**WORK TO COMPLETE:** Reading down the listing below, count the lines where the word "сетей" shows up, then give only that count.

====================

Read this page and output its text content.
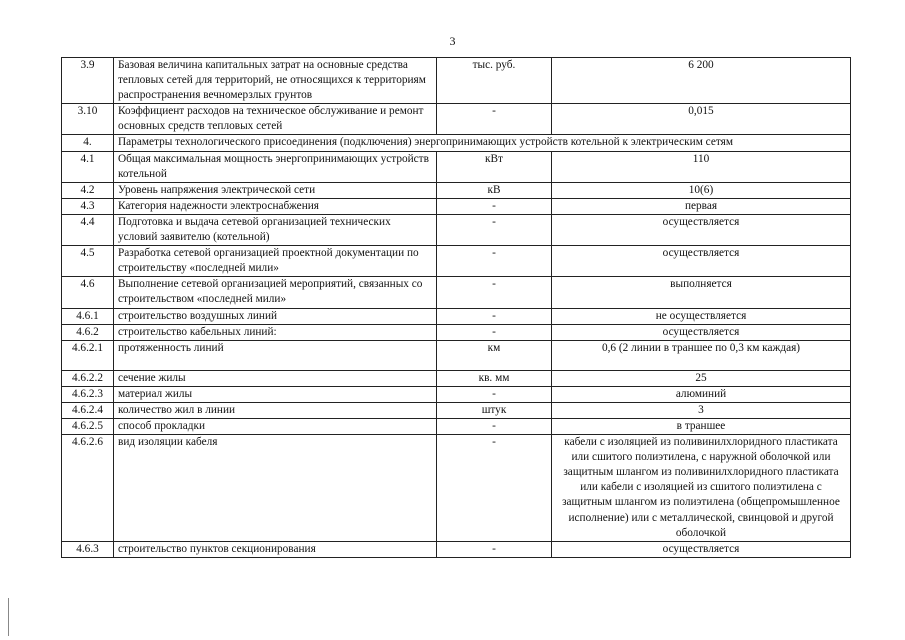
3
3.9	Базовая величина капитальных затрат на основные средства тепловых сетей для территорий, не относящихся к территориям распространения вечномерзлых грунтов	тыс. руб.	6 200
3.10	Коэффициент расходов на техническое обслуживание и ремонт основных средств тепловых сетей	-	0,015
4.	Параметры технологического присоединения (подключения) энергопринимающих устройств котельной к электрическим сетям		
4.1	Общая максимальная мощность энергопринимающих устройств котельной	кВт	110
4.2	Уровень напряжения электрической сети	кВ	10(6)
4.3	Категория надежности электроснабжения	-	первая
4.4	Подготовка и выдача сетевой организацией технических условий заявителю (котельной)	-	осуществляется
4.5	Разработка сетевой организацией проектной документации по строительству «последней мили»	-	осуществляется
4.6	Выполнение сетевой организацией мероприятий, связанных со строительством «последней мили»	-	выполняется
4.6.1	строительство воздушных линий	-	не осуществляется
4.6.2	строительство кабельных линий:	-	осуществляется
4.6.2.1	протяженность линий	км	0,6 (2 линии в траншее по 0,3 км каждая)
4.6.2.2	сечение жилы	кв. мм	25
4.6.2.3	материал жилы	-	алюминий
4.6.2.4	количество жил в линии	штук	3
4.6.2.5	способ прокладки	-	в траншее
4.6.2.6	вид изоляции кабеля	-	кабели с изоляцией из поливинилхлоридного пластиката или сшитого полиэтилена, с наружной оболочкой или защитным шлангом из поливинилхлоридного пластиката или кабели с изоляцией из сшитого полиэтилена с защитным шлангом из полиэтилена (общепромышленное исполнение) или с металлической, свинцовой и другой оболочкой
4.6.3	строительство пунктов секционирования	-	осуществляется
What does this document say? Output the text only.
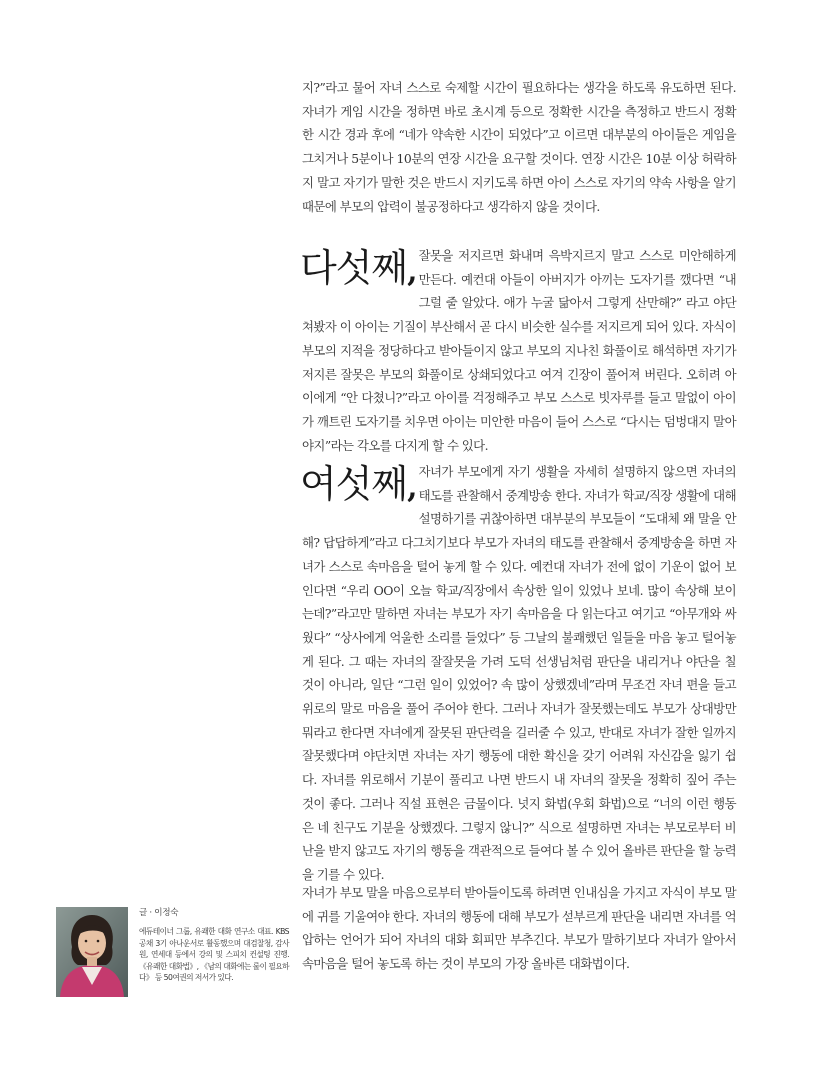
지?”라고 물어 자녀 스스로 숙제할 시간이 필요하다는 생각을 하도록 유도하면 된다. 자녀가 게임 시간을 정하면 바로 초시계 등으로 정확한 시간을 측정하고 반드시 정확한 시간 경과 후에 “네가 약속한 시간이 되었다”고 이르면 대부분의 아이들은 게임을 그치거나 5분이나 10분의 연장 시간을 요구할 것이다. 연장 시간은 10분 이상 허락하지 말고 자기가 말한 것은 반드시 지키도록 하면 아이 스스로 자기의 약속 사항을 알기 때문에 부모의 압력이 불공정하다고 생각하지 않을 것이다.

다섯째, 잘못을 저지르면 화내며 윽박지르지 말고 스스로 미안해하게 만든다. 예컨대 아들이 아버지가 아끼는 도자기를 깼다면 “내 그럴 줄 알았다. 애가 누굴 닮아서 그렇게 산만해?” 라고 야단쳐봤자 이 아이는 기질이 부산해서 곧 다시 비슷한 실수를 저지르게 되어 있다. 자식이 부모의 지적을 정당하다고 받아들이지 않고 부모의 지나친 화풀이로 해석하면 자기가 저지른 잘못은 부모의 화풀이로 상쇄되었다고 여겨 긴장이 풀어져 버린다. 오히려 아이에게 “안 다쳤니?”라고 아이를 걱정해주고 부모 스스로 빗자루를 들고 말없이 아이가 깨트린 도자기를 치우면 아이는 미안한 마음이 들어 스스로 “다시는 덤벙대지 말아야지”라는 각오를 다지게 할 수 있다.

여섯째, 자녀가 부모에게 자기 생활을 자세히 설명하지 않으면 자녀의 태도를 관찰해서 중계방송 한다. 자녀가 학교/직장 생활에 대해 설명하기를 귀찮아하면 대부분의 부모들이 “도대체 왜 말을 안 해? 답답하게”라고 다그치기보다 부모가 자녀의 태도를 관찰해서 중계방송을 하면 자녀가 스스로 속마음을 털어 놓게 할 수 있다. 예컨대 자녀가 전에 없이 기운이 없어 보인다면 “우리 OO이 오늘 학교/직장에서 속상한 일이 있었나 보네. 많이 속상해 보이는데?”라고만 말하면 자녀는 부모가 자기 속마음을 다 읽는다고 여기고 “아무개와 싸웠다” “상사에게 억울한 소리를 들었다” 등 그날의 불쾌했던 일들을 마음 놓고 털어놓게 된다. 그 때는 자녀의 잘잘못을 가려 도덕 선생님처럼 판단을 내리거나 야단을 칠 것이 아니라, 일단 “그런 일이 있었어? 속 많이 상했겠네”라며 무조건 자녀 편을 들고 위로의 말로 마음을 풀어 주어야 한다. 그러나 자녀가 잘못했는데도 부모가 상대방만 뭐라고 한다면 자녀에게 잘못된 판단력을 길러줄 수 있고, 반대로 자녀가 잘한 일까지 잘못했다며 야단치면 자녀는 자기 행동에 대한 확신을 갖기 어려워 자신감을 잃기 쉽다. 자녀를 위로해서 기분이 풀리고 나면 반드시 내 자녀의 잘못을 정확히 짚어 주는 것이 좋다. 그러나 직설 표현은 금물이다. 넛지 화법(우회 화법)으로 “너의 이런 행동은 네 친구도 기분을 상했겠다. 그렇지 않니?” 식으로 설명하면 자녀는 부모로부터 비난을 받지 않고도 자기의 행동을 객관적으로 들여다 볼 수 있어 올바른 판단을 할 능력을 기를 수 있다.

자녀가 부모 말을 마음으로부터 받아들이도록 하려면 인내심을 가지고 자식이 부모 말에 귀를 기울여야 한다. 자녀의 행동에 대해 부모가 섣부르게 판단을 내리면 자녀를 억압하는 언어가 되어 자녀의 대화 회피만 부추긴다. 부모가 말하기보다 자녀가 알아서 속마음을 털어 놓도록 하는 것이 부모의 가장 올바른 대화법이다.

글 · 이정숙

에듀테이너 그룹, 유쾌한 대화 연구소 대표. KBS 공채 3기 아나운서로 활동했으며 대검찰청, 감사원, 연세대 등에서 강의 및 스피치 컨설팅 진행. 《유쾌한 대화법》, 《남의 대화에는 룰이 필요하다》 등 50여권의 저서가 있다.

====================

**RESULT OF THE EXERCISE:** 2